### Required task
Determine how many lines contain the string "JSON" and reply with that number alone.

### Stored data
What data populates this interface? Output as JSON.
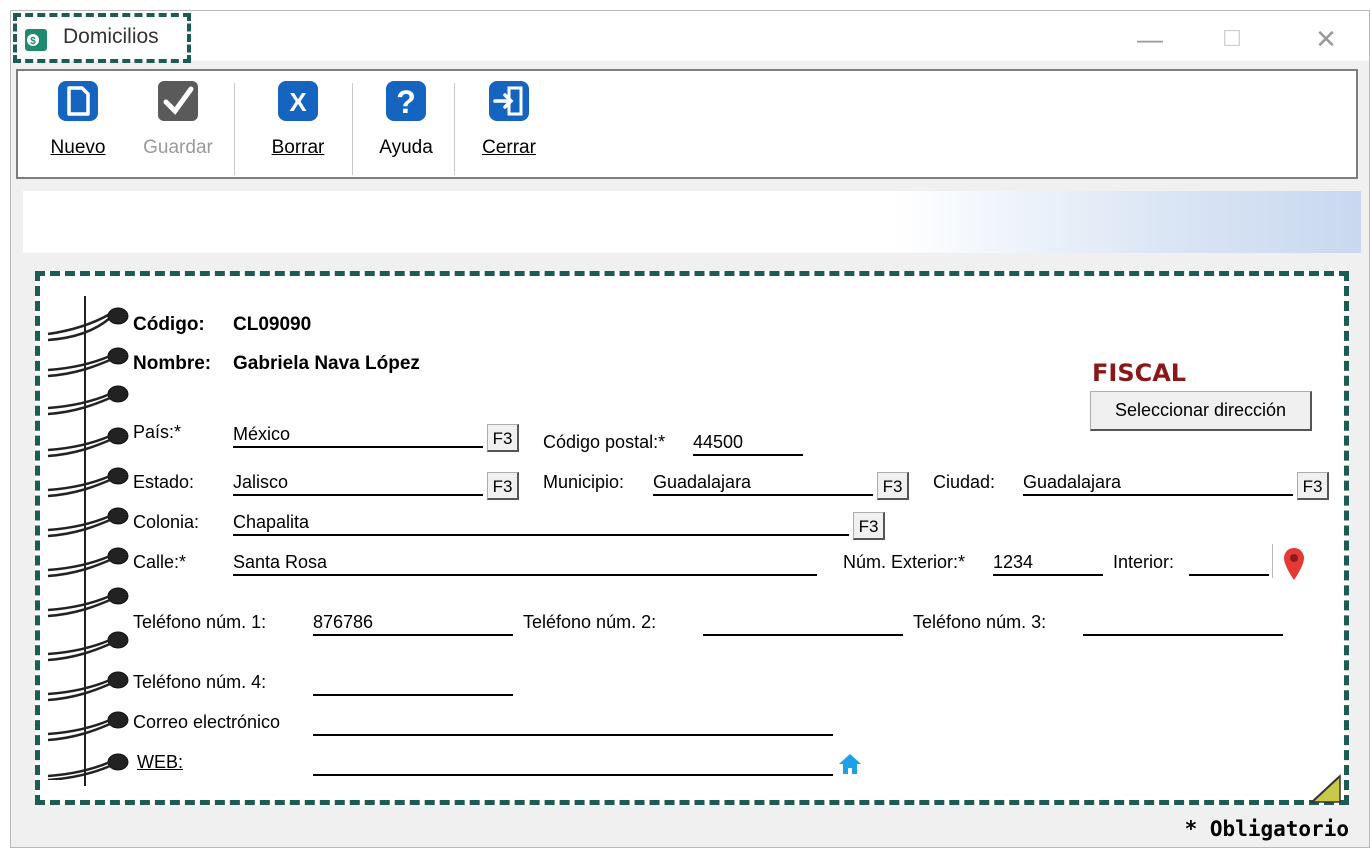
{
  "window": {
    "title": "Domicilios",
    "minimize_symbol": "—",
    "maximize_symbol": "☐",
    "close_symbol": "✕"
  },
  "toolbar": {
    "buttons": [
      {
        "label": "Nuevo",
        "icon": "new-document-icon",
        "enabled": true,
        "color": "#1565c0"
      },
      {
        "label": "Guardar",
        "icon": "checkmark-icon",
        "enabled": false,
        "color": "#5a5a5a"
      },
      {
        "label": "Borrar",
        "icon": "delete-x-icon",
        "enabled": true,
        "color": "#1565c0"
      },
      {
        "label": "Ayuda",
        "icon": "help-icon",
        "enabled": true,
        "color": "#1565c0"
      },
      {
        "label": "Cerrar",
        "icon": "exit-door-icon",
        "enabled": true,
        "color": "#1565c0"
      }
    ]
  },
  "form": {
    "codigo_label": "Código:",
    "codigo_value": "CL09090",
    "nombre_label": "Nombre:",
    "nombre_value": "Gabriela Nava López",
    "fiscal_label": "FISCAL",
    "select_address_button": "Seleccionar dirección",
    "pais_label": "País:*",
    "pais_value": "México",
    "cp_label": "Código postal:*",
    "cp_value": "44500",
    "estado_label": "Estado:",
    "estado_value": "Jalisco",
    "municipio_label": "Municipio:",
    "municipio_value": "Guadalajara",
    "ciudad_label": "Ciudad:",
    "ciudad_value": "Guadalajara",
    "colonia_label": "Colonia:",
    "colonia_value": "Chapalita",
    "calle_label": "Calle:*",
    "calle_value": "Santa Rosa",
    "num_ext_label": "Núm. Exterior:*",
    "num_ext_value": "1234",
    "interior_label": "Interior:",
    "interior_value": "",
    "tel1_label": "Teléfono núm. 1:",
    "tel1_value": "876786",
    "tel2_label": "Teléfono núm. 2:",
    "tel2_value": "",
    "tel3_label": "Teléfono núm. 3:",
    "tel3_value": "",
    "tel4_label": "Teléfono núm. 4:",
    "tel4_value": "",
    "correo_label": "Correo electrónico",
    "correo_value": "",
    "web_label": "WEB:",
    "web_value": "",
    "f3_label": "F3"
  },
  "footer": {
    "required_note": "* Obligatorio"
  },
  "colors": {
    "accent_blue": "#1565c0",
    "fiscal_red": "#8a1818",
    "highlight_border": "#1d5c52",
    "map_pin": "#e53935",
    "home_icon": "#1ea0e6"
  }
}
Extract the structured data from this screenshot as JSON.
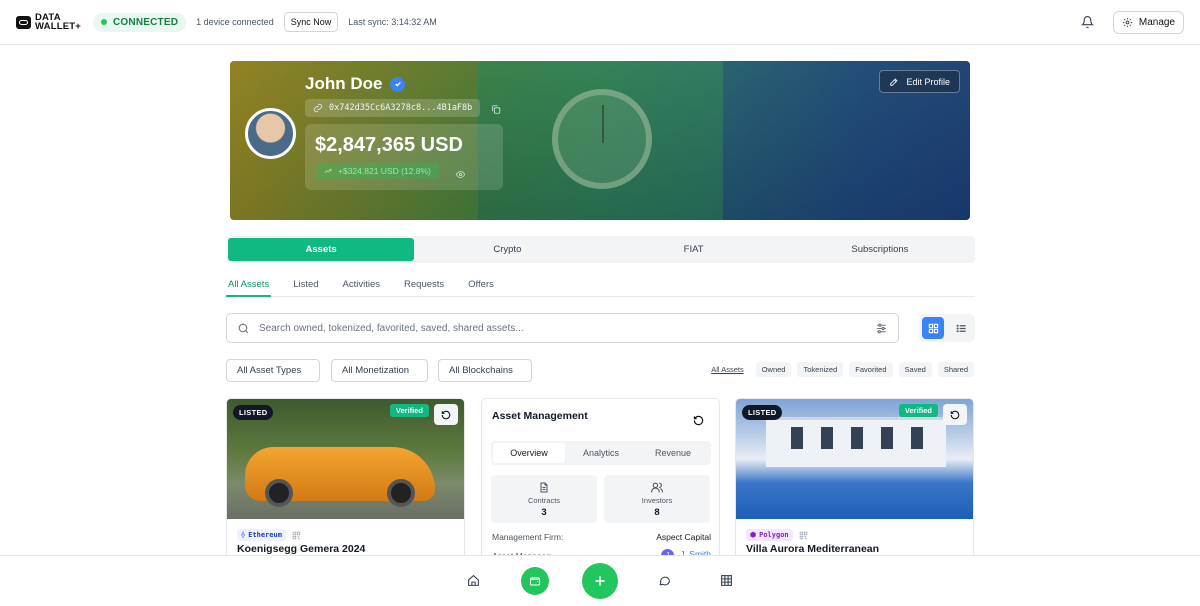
{
  "topbar": {
    "logo_line1": "DATA",
    "logo_line2": "WALLET+",
    "status": "CONNECTED",
    "devices": "1 device connected",
    "sync_button": "Sync Now",
    "last_sync": "Last sync: 3:14:32 AM",
    "manage_label": "Manage"
  },
  "profile": {
    "name": "John Doe",
    "wallet_address": "0x742d35Cc6A3278c8...4B1aF8b",
    "balance": "$2,847,365 USD",
    "change": "+$324,821 USD (12.8%)",
    "edit_label": "Edit Profile"
  },
  "main_tabs": [
    {
      "label": "Assets",
      "active": true
    },
    {
      "label": "Crypto",
      "active": false
    },
    {
      "label": "FIAT",
      "active": false
    },
    {
      "label": "Subscriptions",
      "active": false
    }
  ],
  "sub_tabs": [
    {
      "label": "All Assets",
      "active": true
    },
    {
      "label": "Listed",
      "active": false
    },
    {
      "label": "Activities",
      "active": false
    },
    {
      "label": "Requests",
      "active": false
    },
    {
      "label": "Offers",
      "active": false
    }
  ],
  "search": {
    "placeholder": "Search owned, tokenized, favorited, saved, shared assets..."
  },
  "filters": {
    "asset_types": "All Asset Types",
    "monetization": "All Monetization",
    "blockchains": "All Blockchains",
    "chips": [
      "All Assets",
      "Owned",
      "Tokenized",
      "Favorited",
      "Saved",
      "Shared"
    ]
  },
  "cards": [
    {
      "listed": "LISTED",
      "verified": "Verified",
      "chain": "Ethereum",
      "title": "Koenigsegg Gemera 2024"
    },
    {
      "listed": "LISTED",
      "verified": "Verified",
      "chain": "Polygon",
      "title": "Villa Aurora Mediterranean"
    }
  ],
  "management": {
    "title": "Asset Management",
    "tabs": [
      "Overview",
      "Analytics",
      "Revenue"
    ],
    "stats": [
      {
        "label": "Contracts",
        "value": "3"
      },
      {
        "label": "Investors",
        "value": "8"
      }
    ],
    "firm_label": "Management Firm:",
    "firm_value": "Aspect Capital",
    "manager_label": "Asset Manager:",
    "manager_initial": "J",
    "manager_name": "J. Smith"
  },
  "colors": {
    "accent": "#10b981",
    "blue": "#3b82f6"
  }
}
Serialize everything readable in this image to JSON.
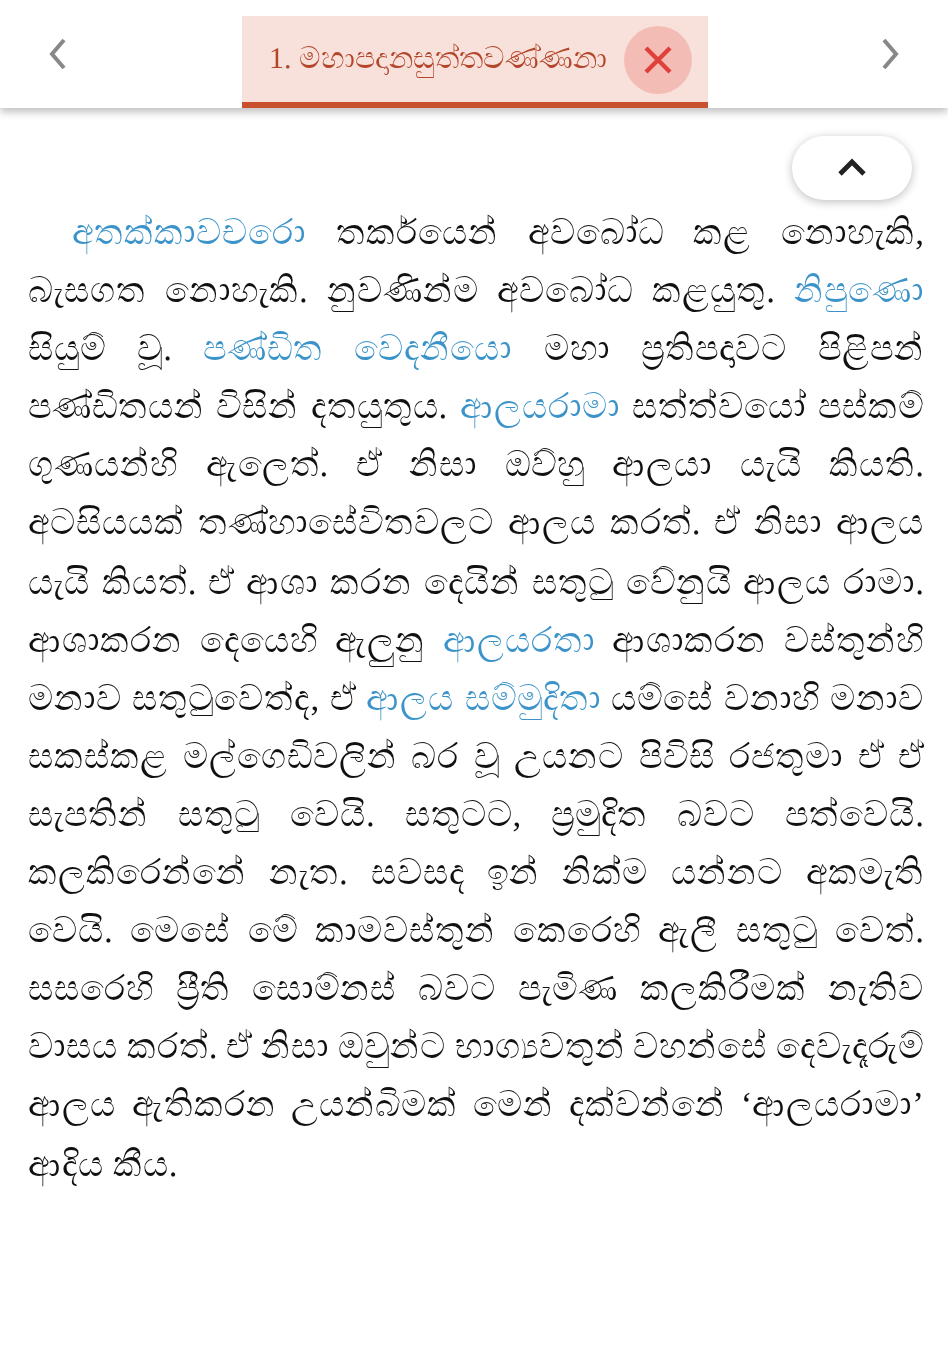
{
  "tabs": [
    {
      "title": "1. මහාපදානසුත්තවණ්ණනා",
      "selected": true
    }
  ],
  "paragraph": [
    {
      "kind": "term",
      "text": "අතක්කාවචරො"
    },
    {
      "kind": "plain",
      "text": " තර්කයෙන් අවබෝධ කළ නොහැකි, බැසගත නොහැකි. නුවණින්ම අවබෝධ කළයුතු. "
    },
    {
      "kind": "term",
      "text": "නිපුණො"
    },
    {
      "kind": "plain",
      "text": " සියුම් වූ. "
    },
    {
      "kind": "term",
      "text": "පණ්ඩිත වෙදනීයො"
    },
    {
      "kind": "plain",
      "text": " මහා ප්‍රතිපදාවට පිළිපන් පණ්ඩිතයන් විසින් දතයුතුය. "
    },
    {
      "kind": "term",
      "text": "ආලයරාමා"
    },
    {
      "kind": "plain",
      "text": " සත්ත්වයෝ පස්කම් ගුණයන්හි ඇලෙත්. ඒ නිසා ඔව්හු ආලයා යැයි කියති. අටසියයක් තණ්හාසේවිතවලට ආලය කරත්. ඒ නිසා ආලය යැයි කියත්. ඒ ආශා කරන දෙයින් සතුටු වේනුයි ආලය රාමා. ආශාකරන දෙයෙහි ඇලුනු "
    },
    {
      "kind": "term",
      "text": "ආලයරතා"
    },
    {
      "kind": "plain",
      "text": " ආශාකරන වස්තුන්හි මනාව සතුටුවෙත්ද, ඒ "
    },
    {
      "kind": "term",
      "text": "ආලය සම්මුදිතා"
    },
    {
      "kind": "plain",
      "text": " යම්සේ වනාහි මනාව සකස්කළ මල්ගෙඩිවලින් බර වූ උයනට පිවිසි රජතුමා ඒ ඒ සැපතින් සතුටු වෙයි. සතුටට, ප්‍රමුදිත බවට පත්වෙයි. කලකිරෙන්නේ නැත. සවසද ඉන් නික්ම යන්නට අකමැති වෙයි. මෙසේ මේ කාමවස්තුන් කෙරෙහි ඇලී සතුටු වෙත්. සසරෙහි ප්‍රීති සොම්නස් බවට පැමිණ කලකිරීමක් නැතිව වාසය කරත්. ඒ නිසා ඔවුන්ට භාග්‍යවතුන් වහන්සේ දෙවැදෑරුම් ආලය ඇතිකරන උයන්බිමක් මෙන් දක්වන්නේ ‘ආලයරාමා’ ආදිය කීය."
    }
  ]
}
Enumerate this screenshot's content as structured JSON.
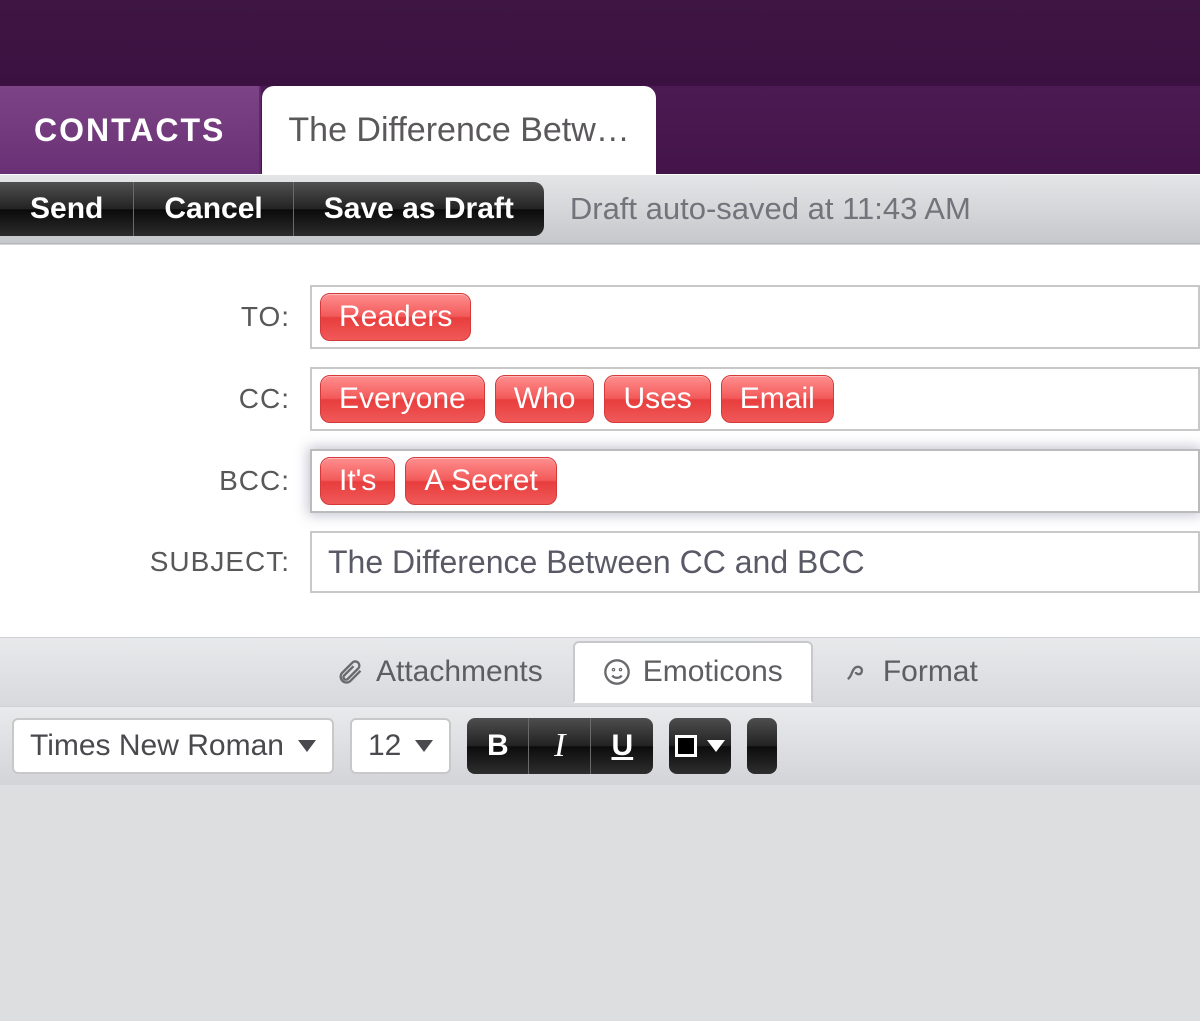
{
  "tabs": {
    "contacts": "CONTACTS",
    "compose": "The Difference Betw…"
  },
  "toolbar": {
    "send": "Send",
    "cancel": "Cancel",
    "saveDraft": "Save as Draft",
    "autosave": "Draft auto-saved at 11:43 AM"
  },
  "fields": {
    "to_label": "TO:",
    "cc_label": "CC:",
    "bcc_label": "BCC:",
    "subject_label": "SUBJECT:",
    "to_chips": [
      "Readers"
    ],
    "cc_chips": [
      "Everyone",
      "Who",
      "Uses",
      "Email"
    ],
    "bcc_chips": [
      "It's",
      "A Secret"
    ],
    "subject_value": "The Difference Between CC and BCC"
  },
  "subtabs": {
    "attachments": "Attachments",
    "emoticons": "Emoticons",
    "format": "Format"
  },
  "format": {
    "font": "Times New Roman",
    "size": "12",
    "bold": "B",
    "italic": "I",
    "underline": "U"
  }
}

### Correct output
4